• **Given request**
Repeat each entry as written, dropping any picture you find.
━━━━━ Data in this exercise ━━━━━
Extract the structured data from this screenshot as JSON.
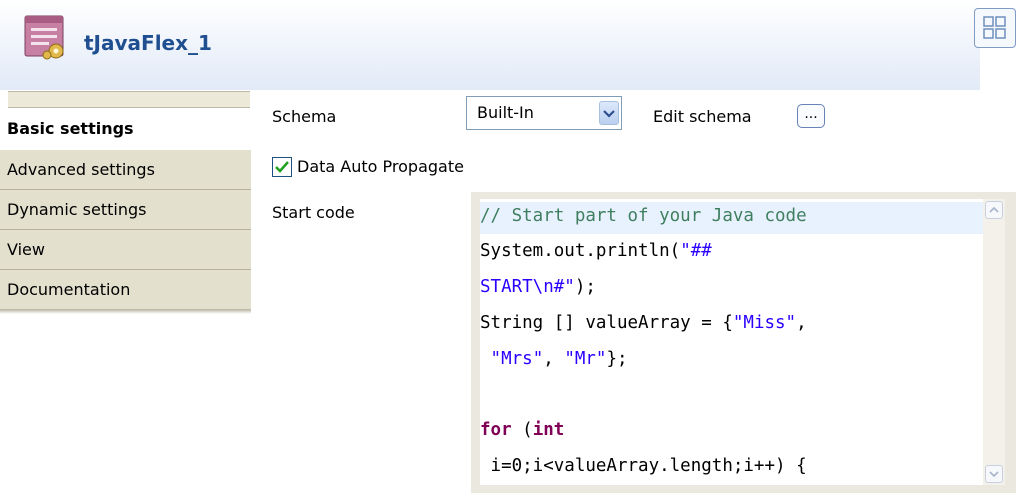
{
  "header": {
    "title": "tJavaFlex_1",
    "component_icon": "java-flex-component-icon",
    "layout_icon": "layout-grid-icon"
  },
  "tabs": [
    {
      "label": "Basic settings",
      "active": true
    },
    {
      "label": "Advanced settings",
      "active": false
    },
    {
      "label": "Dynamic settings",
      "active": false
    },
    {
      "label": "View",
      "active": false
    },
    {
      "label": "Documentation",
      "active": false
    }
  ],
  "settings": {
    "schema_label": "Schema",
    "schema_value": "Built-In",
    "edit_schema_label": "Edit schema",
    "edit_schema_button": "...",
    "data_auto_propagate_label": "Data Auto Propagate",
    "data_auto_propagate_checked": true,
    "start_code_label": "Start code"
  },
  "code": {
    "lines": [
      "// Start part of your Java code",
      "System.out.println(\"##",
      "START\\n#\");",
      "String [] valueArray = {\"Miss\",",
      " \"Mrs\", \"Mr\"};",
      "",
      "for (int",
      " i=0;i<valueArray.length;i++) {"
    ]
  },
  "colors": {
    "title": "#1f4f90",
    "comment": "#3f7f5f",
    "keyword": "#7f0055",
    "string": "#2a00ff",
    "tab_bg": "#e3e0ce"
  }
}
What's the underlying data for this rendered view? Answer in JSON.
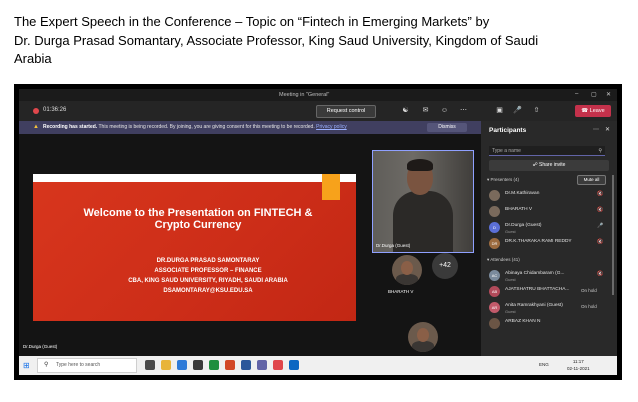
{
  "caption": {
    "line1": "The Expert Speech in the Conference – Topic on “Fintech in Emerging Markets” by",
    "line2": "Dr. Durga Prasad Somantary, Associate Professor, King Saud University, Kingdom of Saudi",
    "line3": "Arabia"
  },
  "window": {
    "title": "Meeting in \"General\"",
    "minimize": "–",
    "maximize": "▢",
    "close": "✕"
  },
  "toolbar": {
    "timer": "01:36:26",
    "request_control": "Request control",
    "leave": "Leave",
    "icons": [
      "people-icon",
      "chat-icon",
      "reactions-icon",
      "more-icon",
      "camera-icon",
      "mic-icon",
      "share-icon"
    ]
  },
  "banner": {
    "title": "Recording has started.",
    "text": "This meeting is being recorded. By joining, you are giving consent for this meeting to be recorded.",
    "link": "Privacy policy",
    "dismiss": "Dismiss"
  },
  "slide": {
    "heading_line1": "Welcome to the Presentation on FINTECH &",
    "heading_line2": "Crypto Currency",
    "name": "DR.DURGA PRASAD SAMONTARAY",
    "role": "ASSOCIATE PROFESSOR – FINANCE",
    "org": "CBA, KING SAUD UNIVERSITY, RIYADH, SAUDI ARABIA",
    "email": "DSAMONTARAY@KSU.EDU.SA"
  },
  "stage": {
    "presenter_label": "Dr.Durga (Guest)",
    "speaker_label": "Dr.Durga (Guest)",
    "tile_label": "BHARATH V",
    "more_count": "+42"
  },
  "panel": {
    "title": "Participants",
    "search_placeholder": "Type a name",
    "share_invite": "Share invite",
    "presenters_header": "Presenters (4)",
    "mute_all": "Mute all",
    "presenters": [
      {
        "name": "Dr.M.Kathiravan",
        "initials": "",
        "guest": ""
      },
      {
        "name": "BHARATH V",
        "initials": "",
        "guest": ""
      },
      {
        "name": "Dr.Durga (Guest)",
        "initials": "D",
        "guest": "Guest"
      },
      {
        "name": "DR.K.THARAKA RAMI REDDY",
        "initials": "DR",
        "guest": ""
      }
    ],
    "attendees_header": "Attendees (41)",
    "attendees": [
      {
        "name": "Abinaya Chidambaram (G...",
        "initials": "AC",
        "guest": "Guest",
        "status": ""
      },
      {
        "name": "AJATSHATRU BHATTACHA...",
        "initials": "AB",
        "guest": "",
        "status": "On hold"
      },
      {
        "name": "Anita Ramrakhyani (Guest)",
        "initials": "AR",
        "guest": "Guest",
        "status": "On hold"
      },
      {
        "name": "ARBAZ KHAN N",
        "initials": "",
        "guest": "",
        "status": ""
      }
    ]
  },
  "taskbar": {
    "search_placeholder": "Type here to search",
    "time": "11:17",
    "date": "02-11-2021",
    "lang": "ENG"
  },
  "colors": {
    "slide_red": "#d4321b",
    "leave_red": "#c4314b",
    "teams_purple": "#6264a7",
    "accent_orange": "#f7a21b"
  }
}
━━━━━
• **Task solution**
Extract the structured data from this screenshot as JSON.
{
  "header": {
    "title": "tJavaFlex_1",
    "component_icon": "java-flex-component-icon",
    "layout_icon": "layout-grid-icon"
  },
  "tabs": [
    {
      "label": "Basic settings",
      "active": true
    },
    {
      "label": "Advanced settings",
      "active": false
    },
    {
      "label": "Dynamic settings",
      "active": false
    },
    {
      "label": "View",
      "active": false
    },
    {
      "label": "Documentation",
      "active": false
    }
  ],
  "settings": {
    "schema_label": "Schema",
    "schema_value": "Built-In",
    "edit_schema_label": "Edit schema",
    "edit_schema_button": "...",
    "data_auto_propagate_label": "Data Auto Propagate",
    "data_auto_propagate_checked": true,
    "start_code_label": "Start code"
  },
  "code": {
    "lines": [
      "// Start part of your Java code",
      "System.out.println(\"##",
      "START\\n#\");",
      "String [] valueArray = {\"Miss\",",
      " \"Mrs\", \"Mr\"};",
      "",
      "for (int",
      " i=0;i<valueArray.length;i++) {"
    ]
  },
  "colors": {
    "title": "#1f4f90",
    "comment": "#3f7f5f",
    "keyword": "#7f0055",
    "string": "#2a00ff",
    "tab_bg": "#e3e0ce"
  }
}
What's the underlying data for this rendered view? Answer in JSON.
{
  "caption": {
    "line1": "The Expert Speech in the Conference – Topic on “Fintech in Emerging Markets” by",
    "line2": "Dr. Durga Prasad Somantary, Associate Professor, King Saud University, Kingdom of Saudi",
    "line3": "Arabia"
  },
  "window": {
    "title": "Meeting in \"General\"",
    "minimize": "–",
    "maximize": "▢",
    "close": "✕"
  },
  "toolbar": {
    "timer": "01:36:26",
    "request_control": "Request control",
    "leave": "Leave",
    "icons": [
      "people-icon",
      "chat-icon",
      "reactions-icon",
      "more-icon",
      "camera-icon",
      "mic-icon",
      "share-icon"
    ]
  },
  "banner": {
    "title": "Recording has started.",
    "text": "This meeting is being recorded. By joining, you are giving consent for this meeting to be recorded.",
    "link": "Privacy policy",
    "dismiss": "Dismiss"
  },
  "slide": {
    "heading_line1": "Welcome to the Presentation on FINTECH &",
    "heading_line2": "Crypto Currency",
    "name": "DR.DURGA PRASAD SAMONTARAY",
    "role": "ASSOCIATE PROFESSOR – FINANCE",
    "org": "CBA, KING SAUD UNIVERSITY, RIYADH, SAUDI ARABIA",
    "email": "DSAMONTARAY@KSU.EDU.SA"
  },
  "stage": {
    "presenter_label": "Dr.Durga (Guest)",
    "speaker_label": "Dr.Durga (Guest)",
    "tile_label": "BHARATH V",
    "more_count": "+42"
  },
  "panel": {
    "title": "Participants",
    "search_placeholder": "Type a name",
    "share_invite": "Share invite",
    "presenters_header": "Presenters (4)",
    "mute_all": "Mute all",
    "presenters": [
      {
        "name": "Dr.M.Kathiravan",
        "initials": "",
        "guest": ""
      },
      {
        "name": "BHARATH V",
        "initials": "",
        "guest": ""
      },
      {
        "name": "Dr.Durga (Guest)",
        "initials": "D",
        "guest": "Guest"
      },
      {
        "name": "DR.K.THARAKA RAMI REDDY",
        "initials": "DR",
        "guest": ""
      }
    ],
    "attendees_header": "Attendees (41)",
    "attendees": [
      {
        "name": "Abinaya Chidambaram (G...",
        "initials": "AC",
        "guest": "Guest",
        "status": ""
      },
      {
        "name": "AJATSHATRU BHATTACHA...",
        "initials": "AB",
        "guest": "",
        "status": "On hold"
      },
      {
        "name": "Anita Ramrakhyani (Guest)",
        "initials": "AR",
        "guest": "Guest",
        "status": "On hold"
      },
      {
        "name": "ARBAZ KHAN N",
        "initials": "",
        "guest": "",
        "status": ""
      }
    ]
  },
  "taskbar": {
    "search_placeholder": "Type here to search",
    "time": "11:17",
    "date": "02-11-2021",
    "lang": "ENG"
  },
  "colors": {
    "slide_red": "#d4321b",
    "leave_red": "#c4314b",
    "teams_purple": "#6264a7",
    "accent_orange": "#f7a21b"
  }
}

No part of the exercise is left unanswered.